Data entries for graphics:
====

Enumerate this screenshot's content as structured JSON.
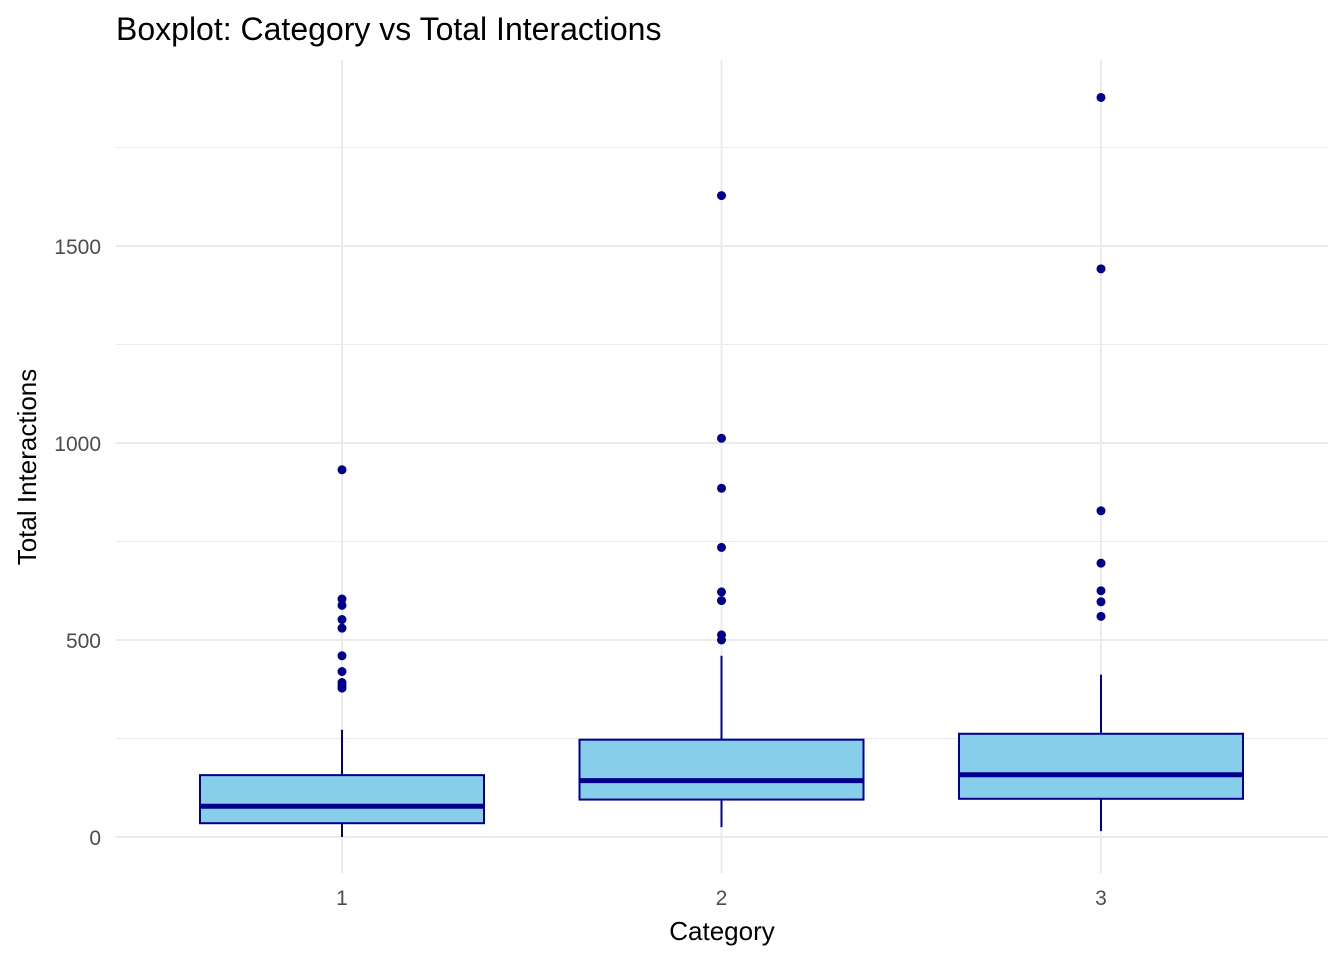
{
  "chart_data": {
    "type": "boxplot",
    "title": "Boxplot: Category vs Total Interactions",
    "xlabel": "Category",
    "ylabel": "Total Interactions",
    "categories": [
      "1",
      "2",
      "3"
    ],
    "y_ticks": [
      0,
      500,
      1000,
      1500
    ],
    "ylim": [
      -85,
      1950
    ],
    "grid": true,
    "legend": "none",
    "colors": {
      "box_fill": "#87CEEB",
      "box_outline": "#00008B",
      "median": "#00008B",
      "outlier": "#00008B",
      "grid": "#ebebeb"
    },
    "boxes": [
      {
        "category": "1",
        "lower_whisker": 0,
        "q1": 35,
        "median": 78,
        "q3": 157,
        "upper_whisker": 272,
        "outliers": [
          378,
          385,
          392,
          420,
          460,
          530,
          552,
          588,
          604,
          932
        ]
      },
      {
        "category": "2",
        "lower_whisker": 25,
        "q1": 95,
        "median": 143,
        "q3": 247,
        "upper_whisker": 460,
        "outliers": [
          500,
          513,
          600,
          622,
          735,
          885,
          1012,
          1628
        ]
      },
      {
        "category": "3",
        "lower_whisker": 15,
        "q1": 97,
        "median": 158,
        "q3": 262,
        "upper_whisker": 412,
        "outliers": [
          560,
          597,
          625,
          695,
          828,
          1442,
          1877
        ]
      }
    ]
  }
}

====

Requirements. Using the records above, output their complete text exactly, minus any images.

Exercise response.
Enumerate this screenshot's content as structured JSON.
{
  "chart_data": {
    "type": "boxplot",
    "title": "Boxplot: Category vs Total Interactions",
    "xlabel": "Category",
    "ylabel": "Total Interactions",
    "categories": [
      "1",
      "2",
      "3"
    ],
    "y_ticks": [
      0,
      500,
      1000,
      1500
    ],
    "ylim": [
      -85,
      1950
    ],
    "grid": true,
    "legend": "none",
    "colors": {
      "box_fill": "#87CEEB",
      "box_outline": "#00008B",
      "median": "#00008B",
      "outlier": "#00008B",
      "grid": "#ebebeb"
    },
    "boxes": [
      {
        "category": "1",
        "lower_whisker": 0,
        "q1": 35,
        "median": 78,
        "q3": 157,
        "upper_whisker": 272,
        "outliers": [
          378,
          385,
          392,
          420,
          460,
          530,
          552,
          588,
          604,
          932
        ]
      },
      {
        "category": "2",
        "lower_whisker": 25,
        "q1": 95,
        "median": 143,
        "q3": 247,
        "upper_whisker": 460,
        "outliers": [
          500,
          513,
          600,
          622,
          735,
          885,
          1012,
          1628
        ]
      },
      {
        "category": "3",
        "lower_whisker": 15,
        "q1": 97,
        "median": 158,
        "q3": 262,
        "upper_whisker": 412,
        "outliers": [
          560,
          597,
          625,
          695,
          828,
          1442,
          1877
        ]
      }
    ]
  }
}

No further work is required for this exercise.